Data to process:
>>>>

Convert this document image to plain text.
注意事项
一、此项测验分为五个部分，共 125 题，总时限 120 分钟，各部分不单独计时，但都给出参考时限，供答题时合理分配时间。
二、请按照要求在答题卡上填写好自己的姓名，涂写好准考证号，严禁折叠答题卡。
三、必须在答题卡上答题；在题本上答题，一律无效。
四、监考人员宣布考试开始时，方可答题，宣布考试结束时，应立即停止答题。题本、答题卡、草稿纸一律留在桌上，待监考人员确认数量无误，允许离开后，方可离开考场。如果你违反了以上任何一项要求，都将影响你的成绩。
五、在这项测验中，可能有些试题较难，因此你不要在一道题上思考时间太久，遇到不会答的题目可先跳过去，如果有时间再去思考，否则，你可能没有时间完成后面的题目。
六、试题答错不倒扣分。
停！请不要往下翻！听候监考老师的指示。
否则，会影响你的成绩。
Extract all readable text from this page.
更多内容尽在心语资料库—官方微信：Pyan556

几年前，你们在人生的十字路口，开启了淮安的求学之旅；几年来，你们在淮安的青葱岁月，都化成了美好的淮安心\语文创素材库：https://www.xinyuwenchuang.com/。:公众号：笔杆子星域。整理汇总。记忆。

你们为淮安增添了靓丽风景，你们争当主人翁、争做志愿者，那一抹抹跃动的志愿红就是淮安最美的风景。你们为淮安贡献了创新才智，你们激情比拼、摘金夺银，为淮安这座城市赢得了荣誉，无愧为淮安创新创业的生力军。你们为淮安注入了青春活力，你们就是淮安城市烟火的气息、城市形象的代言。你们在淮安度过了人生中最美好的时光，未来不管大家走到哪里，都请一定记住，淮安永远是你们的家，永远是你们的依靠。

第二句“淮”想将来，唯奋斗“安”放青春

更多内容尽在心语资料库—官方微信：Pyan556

<<<<

What the task requires:
From the first line to the last, retype the data exactly.

Task answer:
Convert this document image to plain text.
注意事项
一、此项测验分为五个部分，共 125 题，总时限 120 分钟，各部分不单独计时，但都给出参考时限，供答题时合理分配时间。
二、请按照要求在答题卡上填写好自己的姓名，涂写好准考证号，严禁折叠答题卡。
三、必须在答题卡上答题；在题本上答题，一律无效。
四、监考人员宣布考试开始时，方可答题，宣布考试结束时，应立即停止答题。题本、答题卡、草稿纸一律留在桌上，待监考人员确认数量无误，允许离开后，方可离开考场。如果你违反了以上任何一项要求，都将影响你的成绩。
五、在这项测验中，可能有些试题较难，因此你不要在一道题上思考时间太久，遇到不会答的题目可先跳过去，如果有时间再去思考，否则，你可能没有时间完成后面的题目。
六、试题答错不倒扣分。
停！请不要往下翻！听候监考老师的指示。
否则，会影响你的成绩。
Extract all readable text from this page.
更多内容尽在心语资料库—官方微信：Pyan556

几年前，你们在人生的十字路口，开启了淮安的求学之旅；几年来，你们在淮安的青葱岁月，都化成了美好的淮安心\语文创素材库：https://www.xinyuwenchuang.com/。:公众号：笔杆子星域。整理汇总。记忆。

你们为淮安增添了靓丽风景，你们争当主人翁、争做志愿者，那一抹抹跃动的志愿红就是淮安最美的风景。你们为淮安贡献了创新才智，你们激情比拼、摘金夺银，为淮安这座城市赢得了荣誉，无愧为淮安创新创业的生力军。你们为淮安注入了青春活力，你们就是淮安城市烟火的气息、城市形象的代言。你们在淮安度过了人生中最美好的时光，未来不管大家走到哪里，都请一定记住，淮安永远是你们的家，永远是你们的依靠。

第二句“淮”想将来，唯奋斗“安”放青春

更多内容尽在心语资料库—官方微信：Pyan556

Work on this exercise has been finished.